TASK TO CARRY OUT
Filter the material below down to the lines that contain the string "mechanism". The match is case-sensitive.

-*-*-

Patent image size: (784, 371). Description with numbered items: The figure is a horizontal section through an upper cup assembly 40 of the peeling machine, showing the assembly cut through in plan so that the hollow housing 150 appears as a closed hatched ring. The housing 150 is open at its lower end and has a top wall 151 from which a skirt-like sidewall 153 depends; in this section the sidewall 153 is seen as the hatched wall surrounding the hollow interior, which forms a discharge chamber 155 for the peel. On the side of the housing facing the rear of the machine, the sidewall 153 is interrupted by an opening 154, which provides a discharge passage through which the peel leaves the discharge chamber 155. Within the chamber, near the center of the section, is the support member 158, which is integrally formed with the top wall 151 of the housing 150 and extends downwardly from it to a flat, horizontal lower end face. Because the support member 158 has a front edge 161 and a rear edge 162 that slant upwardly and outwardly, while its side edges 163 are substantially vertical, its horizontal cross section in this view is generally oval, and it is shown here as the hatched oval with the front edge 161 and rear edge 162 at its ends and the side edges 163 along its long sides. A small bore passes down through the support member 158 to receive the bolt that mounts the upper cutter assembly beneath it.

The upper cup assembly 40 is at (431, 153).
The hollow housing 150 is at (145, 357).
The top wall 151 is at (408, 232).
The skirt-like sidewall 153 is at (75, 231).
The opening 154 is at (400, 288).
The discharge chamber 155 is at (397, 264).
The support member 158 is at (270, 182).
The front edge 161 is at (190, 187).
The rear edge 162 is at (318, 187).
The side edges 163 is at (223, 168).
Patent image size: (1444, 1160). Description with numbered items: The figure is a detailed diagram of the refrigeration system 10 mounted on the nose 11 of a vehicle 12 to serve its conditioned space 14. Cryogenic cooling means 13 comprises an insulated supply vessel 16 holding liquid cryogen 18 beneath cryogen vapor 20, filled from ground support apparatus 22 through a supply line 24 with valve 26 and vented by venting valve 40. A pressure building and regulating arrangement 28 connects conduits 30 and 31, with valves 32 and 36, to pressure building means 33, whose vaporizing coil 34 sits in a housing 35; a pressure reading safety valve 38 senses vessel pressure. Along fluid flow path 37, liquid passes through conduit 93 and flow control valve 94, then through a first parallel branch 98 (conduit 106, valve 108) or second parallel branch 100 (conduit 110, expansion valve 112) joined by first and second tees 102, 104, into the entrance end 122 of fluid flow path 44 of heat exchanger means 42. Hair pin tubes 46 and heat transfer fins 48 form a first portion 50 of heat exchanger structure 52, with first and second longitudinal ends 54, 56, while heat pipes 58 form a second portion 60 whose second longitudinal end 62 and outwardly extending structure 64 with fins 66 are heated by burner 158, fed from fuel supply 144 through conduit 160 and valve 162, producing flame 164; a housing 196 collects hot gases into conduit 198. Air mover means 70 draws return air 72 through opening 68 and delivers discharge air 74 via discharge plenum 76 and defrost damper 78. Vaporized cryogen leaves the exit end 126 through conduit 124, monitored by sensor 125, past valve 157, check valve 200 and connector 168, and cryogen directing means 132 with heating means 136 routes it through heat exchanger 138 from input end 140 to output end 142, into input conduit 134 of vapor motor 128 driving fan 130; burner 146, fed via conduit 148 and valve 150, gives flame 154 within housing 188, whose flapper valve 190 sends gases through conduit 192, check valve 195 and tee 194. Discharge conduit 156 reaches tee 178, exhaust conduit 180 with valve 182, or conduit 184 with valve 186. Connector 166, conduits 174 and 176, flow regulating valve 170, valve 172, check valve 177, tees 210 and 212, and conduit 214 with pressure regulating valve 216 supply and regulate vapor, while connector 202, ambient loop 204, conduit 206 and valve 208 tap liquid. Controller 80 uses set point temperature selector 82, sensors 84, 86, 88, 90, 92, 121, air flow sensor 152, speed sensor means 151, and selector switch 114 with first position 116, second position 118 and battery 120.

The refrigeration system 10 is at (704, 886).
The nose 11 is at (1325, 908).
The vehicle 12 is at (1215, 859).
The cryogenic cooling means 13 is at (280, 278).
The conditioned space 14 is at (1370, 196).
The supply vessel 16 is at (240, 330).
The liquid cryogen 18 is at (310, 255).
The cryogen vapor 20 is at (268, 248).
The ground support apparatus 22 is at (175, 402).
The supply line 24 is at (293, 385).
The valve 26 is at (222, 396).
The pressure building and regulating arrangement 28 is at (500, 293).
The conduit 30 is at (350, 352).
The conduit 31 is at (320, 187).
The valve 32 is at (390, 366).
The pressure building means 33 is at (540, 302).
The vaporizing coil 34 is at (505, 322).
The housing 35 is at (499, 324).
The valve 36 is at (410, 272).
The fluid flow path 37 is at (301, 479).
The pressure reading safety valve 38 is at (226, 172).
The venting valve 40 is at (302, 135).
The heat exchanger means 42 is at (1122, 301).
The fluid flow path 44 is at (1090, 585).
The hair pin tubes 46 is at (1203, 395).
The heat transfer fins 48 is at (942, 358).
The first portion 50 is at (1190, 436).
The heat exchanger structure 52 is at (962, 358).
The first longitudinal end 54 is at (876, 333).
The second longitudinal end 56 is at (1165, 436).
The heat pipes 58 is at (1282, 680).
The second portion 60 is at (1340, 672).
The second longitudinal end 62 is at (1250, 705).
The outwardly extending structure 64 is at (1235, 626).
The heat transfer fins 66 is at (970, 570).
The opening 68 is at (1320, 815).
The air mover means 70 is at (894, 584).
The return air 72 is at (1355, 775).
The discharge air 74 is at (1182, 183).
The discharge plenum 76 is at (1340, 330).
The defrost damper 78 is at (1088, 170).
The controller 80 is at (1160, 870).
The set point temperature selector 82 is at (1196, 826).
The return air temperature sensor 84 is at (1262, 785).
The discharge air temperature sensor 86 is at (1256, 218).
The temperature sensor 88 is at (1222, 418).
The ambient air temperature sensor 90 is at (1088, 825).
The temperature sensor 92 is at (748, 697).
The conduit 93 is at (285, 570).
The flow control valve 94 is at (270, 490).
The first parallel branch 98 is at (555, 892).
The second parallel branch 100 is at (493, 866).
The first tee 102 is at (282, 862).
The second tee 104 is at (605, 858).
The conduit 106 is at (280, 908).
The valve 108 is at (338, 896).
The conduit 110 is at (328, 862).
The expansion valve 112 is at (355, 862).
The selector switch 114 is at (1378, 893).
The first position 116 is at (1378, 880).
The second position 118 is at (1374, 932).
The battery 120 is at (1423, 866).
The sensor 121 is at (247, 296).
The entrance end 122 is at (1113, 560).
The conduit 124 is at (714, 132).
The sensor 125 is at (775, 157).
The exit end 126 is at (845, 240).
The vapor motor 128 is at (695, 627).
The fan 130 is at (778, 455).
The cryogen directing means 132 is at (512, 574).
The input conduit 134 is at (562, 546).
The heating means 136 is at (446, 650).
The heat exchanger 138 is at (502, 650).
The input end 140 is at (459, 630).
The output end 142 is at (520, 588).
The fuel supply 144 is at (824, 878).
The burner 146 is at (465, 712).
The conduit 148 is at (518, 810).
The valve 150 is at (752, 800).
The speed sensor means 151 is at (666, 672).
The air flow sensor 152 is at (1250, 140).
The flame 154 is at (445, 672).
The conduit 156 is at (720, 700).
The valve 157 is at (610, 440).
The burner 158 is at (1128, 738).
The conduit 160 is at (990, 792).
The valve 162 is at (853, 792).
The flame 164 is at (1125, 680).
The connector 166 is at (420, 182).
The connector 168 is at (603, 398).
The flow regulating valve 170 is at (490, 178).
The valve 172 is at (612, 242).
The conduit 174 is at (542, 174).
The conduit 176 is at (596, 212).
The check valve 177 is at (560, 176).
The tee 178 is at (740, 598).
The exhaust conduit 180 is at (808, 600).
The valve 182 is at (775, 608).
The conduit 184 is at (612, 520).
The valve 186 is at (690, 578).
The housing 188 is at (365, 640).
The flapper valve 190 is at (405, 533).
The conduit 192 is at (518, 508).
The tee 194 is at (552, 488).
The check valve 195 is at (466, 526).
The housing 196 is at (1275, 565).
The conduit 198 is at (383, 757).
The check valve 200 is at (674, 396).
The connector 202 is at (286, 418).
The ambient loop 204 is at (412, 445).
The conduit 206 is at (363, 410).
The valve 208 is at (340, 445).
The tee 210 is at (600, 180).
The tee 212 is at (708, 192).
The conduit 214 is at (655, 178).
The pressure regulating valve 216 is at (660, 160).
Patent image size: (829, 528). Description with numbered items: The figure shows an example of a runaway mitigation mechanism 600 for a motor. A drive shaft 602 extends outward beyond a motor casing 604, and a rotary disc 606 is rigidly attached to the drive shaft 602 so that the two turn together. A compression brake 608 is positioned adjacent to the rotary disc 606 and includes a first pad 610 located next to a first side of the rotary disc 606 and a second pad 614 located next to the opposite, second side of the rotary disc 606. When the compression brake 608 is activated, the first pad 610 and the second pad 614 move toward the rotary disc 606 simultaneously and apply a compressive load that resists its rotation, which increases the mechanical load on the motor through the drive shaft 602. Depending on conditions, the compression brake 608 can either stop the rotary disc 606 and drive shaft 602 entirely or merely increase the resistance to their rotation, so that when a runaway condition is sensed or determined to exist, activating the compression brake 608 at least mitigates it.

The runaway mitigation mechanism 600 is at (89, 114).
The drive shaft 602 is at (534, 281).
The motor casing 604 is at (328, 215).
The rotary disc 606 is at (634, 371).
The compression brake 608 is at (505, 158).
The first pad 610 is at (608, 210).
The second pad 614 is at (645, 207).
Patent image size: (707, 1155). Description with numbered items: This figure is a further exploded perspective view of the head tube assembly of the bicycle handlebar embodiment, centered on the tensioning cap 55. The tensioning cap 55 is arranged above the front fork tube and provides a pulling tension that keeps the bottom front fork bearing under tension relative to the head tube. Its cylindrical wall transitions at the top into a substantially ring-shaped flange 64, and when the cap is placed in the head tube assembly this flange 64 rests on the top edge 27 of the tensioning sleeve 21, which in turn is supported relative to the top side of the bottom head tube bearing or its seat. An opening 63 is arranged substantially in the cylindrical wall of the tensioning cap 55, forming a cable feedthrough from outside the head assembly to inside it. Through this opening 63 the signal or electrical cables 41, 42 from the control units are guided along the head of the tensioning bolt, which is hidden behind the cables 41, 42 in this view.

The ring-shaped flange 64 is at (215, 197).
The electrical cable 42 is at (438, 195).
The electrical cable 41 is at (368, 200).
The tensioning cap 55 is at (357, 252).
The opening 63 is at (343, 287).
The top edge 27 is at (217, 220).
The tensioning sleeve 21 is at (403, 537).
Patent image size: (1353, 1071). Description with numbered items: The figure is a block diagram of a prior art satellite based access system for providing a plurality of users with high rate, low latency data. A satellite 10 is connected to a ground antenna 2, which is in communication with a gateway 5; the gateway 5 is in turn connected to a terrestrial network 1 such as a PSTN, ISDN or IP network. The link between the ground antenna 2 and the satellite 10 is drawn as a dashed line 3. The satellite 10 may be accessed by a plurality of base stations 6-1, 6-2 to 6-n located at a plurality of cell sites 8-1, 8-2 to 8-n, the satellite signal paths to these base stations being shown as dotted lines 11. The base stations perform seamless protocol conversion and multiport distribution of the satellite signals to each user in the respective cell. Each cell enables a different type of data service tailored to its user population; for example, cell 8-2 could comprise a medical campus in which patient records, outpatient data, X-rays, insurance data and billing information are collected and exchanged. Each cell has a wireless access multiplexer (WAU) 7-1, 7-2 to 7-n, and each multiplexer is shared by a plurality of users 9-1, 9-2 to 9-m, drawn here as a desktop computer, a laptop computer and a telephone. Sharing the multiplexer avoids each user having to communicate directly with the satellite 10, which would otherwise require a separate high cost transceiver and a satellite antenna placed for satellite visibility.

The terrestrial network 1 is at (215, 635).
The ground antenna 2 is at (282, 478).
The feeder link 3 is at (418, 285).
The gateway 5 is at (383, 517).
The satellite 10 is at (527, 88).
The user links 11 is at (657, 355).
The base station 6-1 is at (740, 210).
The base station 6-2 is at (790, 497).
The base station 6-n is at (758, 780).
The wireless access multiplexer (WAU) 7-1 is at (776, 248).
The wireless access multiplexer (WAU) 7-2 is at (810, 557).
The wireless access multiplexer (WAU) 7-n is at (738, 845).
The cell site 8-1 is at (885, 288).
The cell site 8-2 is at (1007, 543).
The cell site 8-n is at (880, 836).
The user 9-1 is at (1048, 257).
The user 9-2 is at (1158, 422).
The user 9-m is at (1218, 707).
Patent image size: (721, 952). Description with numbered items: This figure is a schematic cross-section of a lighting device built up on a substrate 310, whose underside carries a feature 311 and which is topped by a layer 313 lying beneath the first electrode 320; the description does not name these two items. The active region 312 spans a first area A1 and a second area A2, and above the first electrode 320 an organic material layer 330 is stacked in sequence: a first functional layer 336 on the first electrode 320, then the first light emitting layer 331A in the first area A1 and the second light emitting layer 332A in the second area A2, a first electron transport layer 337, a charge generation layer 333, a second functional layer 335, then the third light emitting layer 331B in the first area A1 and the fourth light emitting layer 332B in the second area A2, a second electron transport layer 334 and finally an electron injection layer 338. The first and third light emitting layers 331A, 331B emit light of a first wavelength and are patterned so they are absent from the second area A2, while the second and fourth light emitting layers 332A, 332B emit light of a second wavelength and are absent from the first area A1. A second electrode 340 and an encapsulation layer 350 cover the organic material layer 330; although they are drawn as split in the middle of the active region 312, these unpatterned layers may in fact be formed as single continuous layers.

-*-*-

FULL ANSWER
Patent image size: (829, 528). Description with numbered items: The figure shows an example of a runaway mitigation mechanism 600 for a motor. A drive shaft 602 extends outward beyond a motor casing 604, and a rotary disc 606 is rigidly attached to the drive shaft 602 so that the two turn together. A compression brake 608 is positioned adjacent to the rotary disc 606 and includes a first pad 610 located next to a first side of the rotary disc 606 and a second pad 614 located next to the opposite, second side of the rotary disc 606. When the compression brake 608 is activated, the first pad 610 and the second pad 614 move toward the rotary disc 606 simultaneously and apply a compressive load that resists its rotation, which increases the mechanical load on the motor through the drive shaft 602. Depending on conditions, the compression brake 608 can either stop the rotary disc 606 and drive shaft 602 entirely or merely increase the resistance to their rotation, so that when a runaway condition is sensed or determined to exist, activating the compression brake 608 at least mitigates it.
The runaway mitigation mechanism 600 is at (89, 114).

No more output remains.